The song writing collaboration between John Lennon and Paul McCartney was one of the most productive in music history.  Unlike many other partnerships where one individual wrote lyrics and one wrote music, Lennon and McCartney composed both, and it was decided that any song that was written would be credited to both.  In the beginning of their relationship, many of their songs were collaborations.  However, later on, they often worked separately with little to no input from the other.    

Because of extensive reporting on the Beatles over the years, it is generally known if a Lennon-McCartney song was a true collaboration, primarily (or totally) written by Lennon, or primarily (or totally) written by McCartney.  

However, there are several disputed songs where both Lennon and McCartney at times claimed to be the sole (or primary) composer.

We will use cosine similarity to determine if *In My Life* (disputed) is most similar to *From Me to You* (collaboration, not disputed), *Strawberry Fields* (Lennon, not disputed) or *Penny Lane* (McCartney, not disputed).

I started by looking at the text of Strawberry Fields, which we know was written by John Lennon.  We can actually copy the lyrics to the entire song (removing punctuation and capitals from the first words of sentences) as a string and then convert that string into a data frame.

---



In [None]:
import pandas as pd

#Strawberry Fields - John Lennon (not disputed)

Boxed element entries:
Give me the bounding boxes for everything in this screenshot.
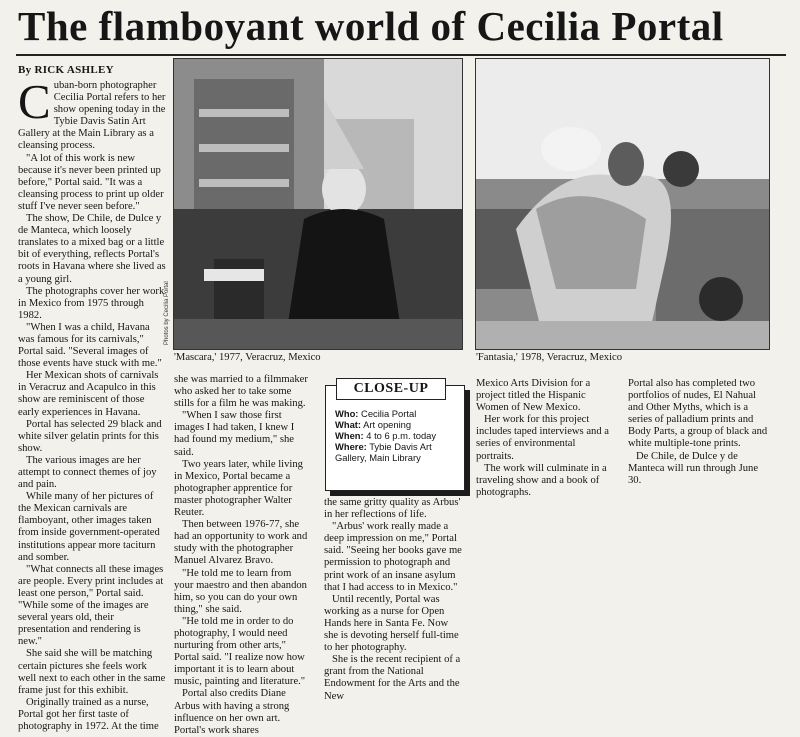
when-value: 4 to 6 p.m. today — [366, 430, 437, 441]
paragraph: the same gritty quality as Arbus' in her reflections of life. — [324, 497, 461, 521]
paragraph: The photographs cover her work in Mexico from 1975 through 1982. — [18, 285, 165, 321]
paragraph: Until recently, Portal was working as a nurse for Open Hands here in Santa Fe. Now she is devoting herself full-time to her photography. — [324, 593, 459, 654]
photo-caption-fantasia: 'Fantasia,' 1978, Veracruz, Mexico — [476, 352, 623, 363]
article-column-3 — [324, 497, 462, 703]
paragraph: Her Mexican shots of carnivals in Veracruz and Acapulco in this show are reminiscent of those early experiences in Havana. — [18, 370, 159, 418]
paragraph: Then between 1976-77, she had an opportunity to work and study with the photographer Manuel Alvarez Bravo. — [174, 519, 308, 567]
paragraph: Portal has selected 29 black and white silver gelatin prints for this show. — [18, 418, 162, 454]
paragraph: Mexico Arts Division for a project titled the Hispanic Women of New Mexico. — [476, 378, 591, 414]
paragraph: Originally trained as a nurse, Portal got her first taste of photography in 1972. At the time — [18, 696, 159, 732]
paragraph: While many of her pictures of the Mexican carnivals are flamboyant, other images taken from inside government-operated institutions appear more taciturn and somber. — [18, 491, 160, 563]
paragraph: she was married to a filmmaker who asked her to take some stills for a film he was making. — [174, 374, 308, 410]
article-column-2 — [174, 374, 312, 737]
paragraph: She is the recent recipient of a grant from the National Endowment for the Arts and the New — [324, 654, 461, 702]
paragraph: De Chile, de Dulce y de Manteca will run through June 30. — [628, 450, 759, 486]
paragraph: The work will culminate in a traveling show and a book of photographs. — [476, 462, 607, 498]
drop-cap: C — [18, 74, 51, 129]
paragraph: "He told me to learn from your maestro and then abandon him, so you can do your own thing," she said. — [174, 567, 307, 615]
photo-mascara — [173, 58, 463, 350]
when-label: When: — [335, 430, 364, 441]
headline-rule — [16, 54, 786, 56]
photo-fantasia — [475, 58, 770, 350]
paragraph: Portal also credits Diane Arbus with having a strong influence on her own art. Portal's work shares — [174, 688, 290, 736]
byline: By RICK ASHLEY — [18, 64, 114, 76]
what-value: Art opening — [363, 419, 412, 430]
article-column-4 — [476, 378, 616, 499]
paragraph: Portal also has completed two portfolios of nudes, El Nahual and Other Myths, which is a series of palladium prints and Body Parts, a group of black and white multiple-tone prints. — [628, 378, 768, 450]
closeup-title: CLOSE-UP — [336, 378, 446, 400]
paragraph: "He told me in order to do photography, I would need nurturing from other arts," Portal said. "I realize now how important it is to learn about music, painting and literature." — [174, 615, 306, 688]
photo-credit: Photos by Cecilia Portal — [164, 281, 170, 345]
paragraph: She said she will be matching certain pictures she feels work well next to each other in the same frame just for this exhibit. — [18, 648, 166, 696]
paragraph: "What connects all these images are people. Every print includes at least one person," Portal said. "While some of the images are several years old, their presentation and rendering is new." — [18, 563, 164, 648]
photo-caption-mascara: 'Mascara,' 1977, Veracruz, Mexico — [174, 352, 321, 363]
paragraph: "When I was a child, Havana was famous for its carnivals," Portal said. "Several images of those events have stuck with me." — [18, 321, 162, 370]
paragraph: The show, De Chile, de Dulce y de Manteca, which loosely translates to a mixed bag or a little bit of everything, reflects Portal's roots in Havana where she lived as a young girl. — [18, 213, 166, 285]
article-column-1 — [18, 74, 166, 733]
where-label: Where: — [335, 441, 367, 452]
paragraph: uban-born photographer Cecilia Portal refers to her show opening today in the Tybie Davis Satin Art Gallery at the Main Library as a cleansing process. — [18, 80, 166, 152]
where-value: Tybie Davis Art Gallery, Main Library — [335, 441, 432, 463]
paragraph: "When I saw those first images I had taken, I knew I had found my medium," she said. — [174, 410, 295, 458]
article-column-5 — [628, 378, 770, 487]
closeup-box — [325, 381, 465, 491]
paragraph: "Arbus' work really made a deep impression on me," Portal said. "Seeing her books gave me permission to photograph and print work of an insane asylum that I had access to in Mexico." — [324, 521, 462, 593]
who-value: Cecilia Portal — [361, 408, 417, 419]
fantasia-photo-image — [476, 59, 769, 349]
paragraph: Two years later, while living in Mexico, Portal became a photographer apprentice for master photographer Walter Reuter. — [174, 458, 303, 519]
who-label: Who: — [335, 408, 359, 419]
closeup-body — [335, 408, 459, 463]
mascara-photo-image — [174, 59, 462, 349]
what-label: What: — [335, 419, 362, 430]
headline: The flamboyant world of Cecilia Portal — [18, 3, 724, 49]
paragraph: Her work for this project includes taped interviews and a series of environmental portraits. — [476, 414, 609, 462]
paragraph: "A lot of this work is new because it's never been printed up before," Portal said. "It was a cleansing process to print up older stuff I've never seen before." — [18, 152, 164, 212]
paragraph: The various images are her attempt to connect themes of joy and pain. — [18, 454, 157, 491]
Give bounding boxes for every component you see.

■ Parts of the exercise
• a. Copy out the passage of the Lennon-McCartney text between "We will use" and "Lennon (not disputed)", inclusive.
• b. Continue the text on Lennon-McCartney songwriting from the point where it stops.
The data shown here has no connection to the text about the Lennon-McCartney songwriting partnership.

■ Task-by-task results
• a.
We will use cosine similarity to determine if *In My Life* (disputed) is most similar to *From Me to You* (collaboration, not disputed), *Strawberry Fields* (Lennon, not disputed) or *Penny Lane* (McCartney, not disputed).

I started by looking at the text of Strawberry Fields, which we know was written by John Lennon.  We can actually copy the lyrics to the entire song (removing punctuation and capitals from the first words of sentences) as a string and then convert that string into a data frame.

---



In [None]:
import pandas as pd

#Strawberry Fields - John Lennon (not disputed)

• b.
Strawberry_ = "let me take you down cause Im going to Strawberry Fields nothing is real and nothing to get hung about Strawberry Fields forever living is easy with eyes closed misunderstanding all you see its getting hard to be someone but it all works out it doesnt matter much to me let me take you down cause Im going to Strawberry Fields nothing is real and nothing to get hung about Strawberry Fields forever no one I think is in my tree I mean it must be high or low that is you cant you know tune in but its all right that is I think its not too bad let me take you down cause Im going to Strawberry Fields nothing is real and nothing to get hung about Strawberry Fields forever always no sometimes think but you know I know when it's a dream I think er no I mean er yes but its all wrong that is I think I disagree let me take you down cause Im going to Strawberry Fields nothing is real and nothing to get hung about Strawberry Fields forever Strawberry Fields forever Strawberry Fields forever"
Strawberry_df = pd.DataFrame({'words' : Strawberry_.split()}) #split will split evry sing value into it sown individual word 
Strawberry_df.head() 
#This took every single word in the dataset and created a dataframe

Unnamed: 0,words
0,let
1,me
2,take
3,you
4,down


The way we are going to determine if two songs are similar is by comparing how frequently words appear in each song. We can make a frequency table to determine how many times each word appears in Strawberry Fields.

In [None]:
#Lets make a term frequency calculator 
straw_freq = pd.crosstab(index= Strawberry_df['words'], columns = 'count') #We are calling on the word column and count colum
straw_freq
#here we are looking at how many times a word appears in the yrics 

col_0,count
words,Unnamed: 1_level_1
Fields,10
I,8
Im,4
Strawberry,10
a,1
...,...
with,1
works,1
wrong,1
yes,1


Now we do the same with Penny Lane - a song we know was written by McCartney

In [None]:
import pandas as pd

#Penny Lane - Paul McCartney (not disputed)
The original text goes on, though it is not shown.